start PROVIDED ENTRIES

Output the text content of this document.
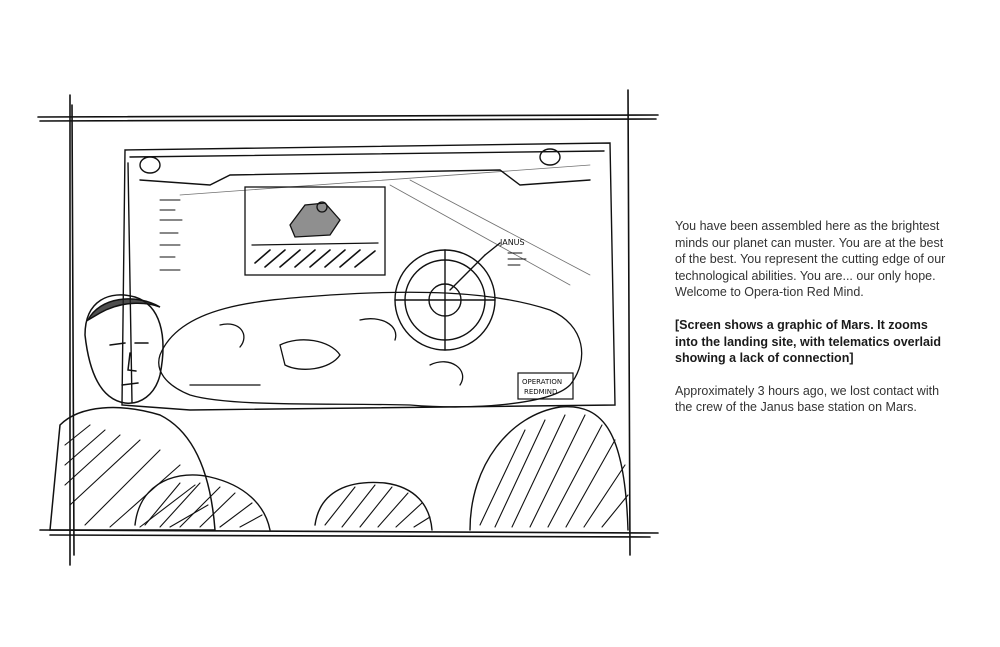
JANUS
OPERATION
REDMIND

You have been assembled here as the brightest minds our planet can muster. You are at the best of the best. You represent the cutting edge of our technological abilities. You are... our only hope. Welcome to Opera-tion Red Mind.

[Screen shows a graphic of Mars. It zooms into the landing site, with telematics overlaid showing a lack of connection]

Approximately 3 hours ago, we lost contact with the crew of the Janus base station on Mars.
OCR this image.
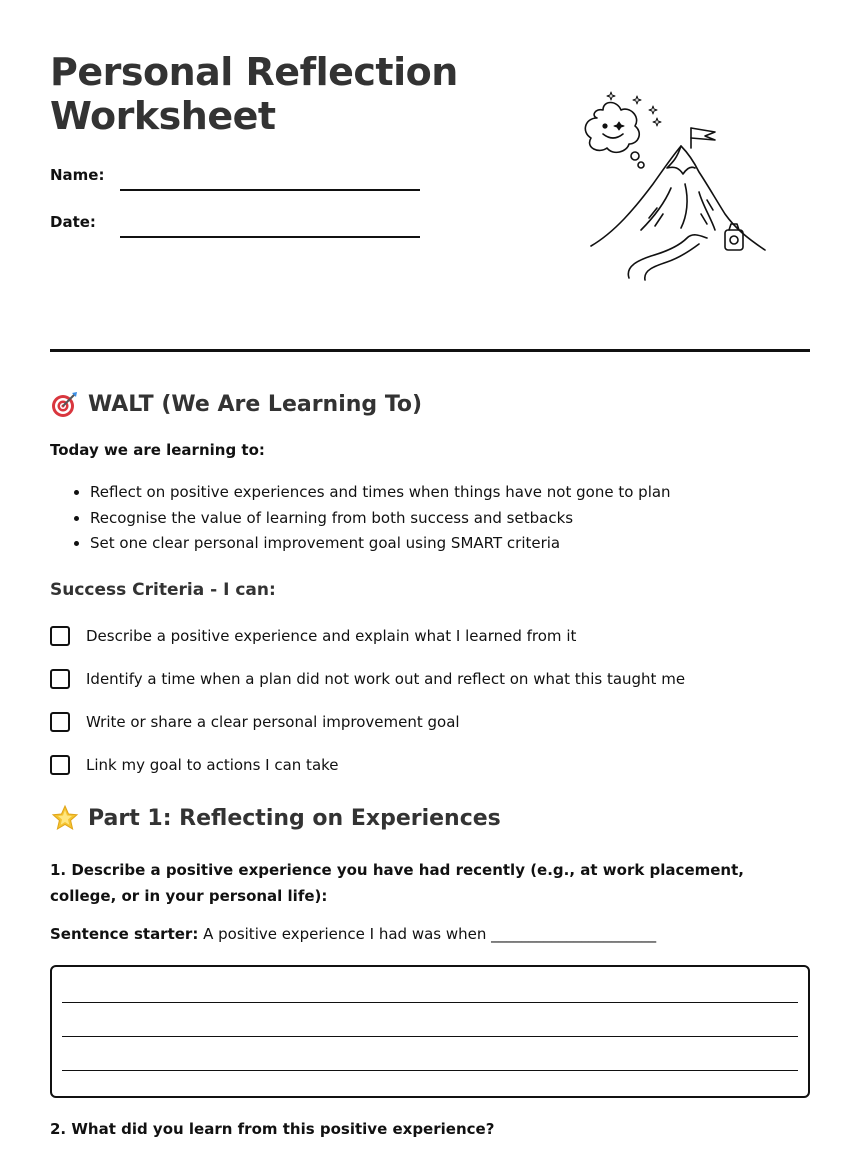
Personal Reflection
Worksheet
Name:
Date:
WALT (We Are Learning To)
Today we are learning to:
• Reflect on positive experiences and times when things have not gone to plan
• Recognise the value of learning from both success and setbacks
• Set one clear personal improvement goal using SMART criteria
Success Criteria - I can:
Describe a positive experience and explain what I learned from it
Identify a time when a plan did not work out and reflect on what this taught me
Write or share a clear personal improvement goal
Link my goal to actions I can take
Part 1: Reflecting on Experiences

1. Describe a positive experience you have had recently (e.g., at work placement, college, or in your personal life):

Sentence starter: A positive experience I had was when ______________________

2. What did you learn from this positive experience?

end PROVIDED ENTRIES

● PROBLEM REQUIREMENTS
For the records above, state how many lines include the string "with", giving the number and nothing else.

● RESPONSE BELOW
2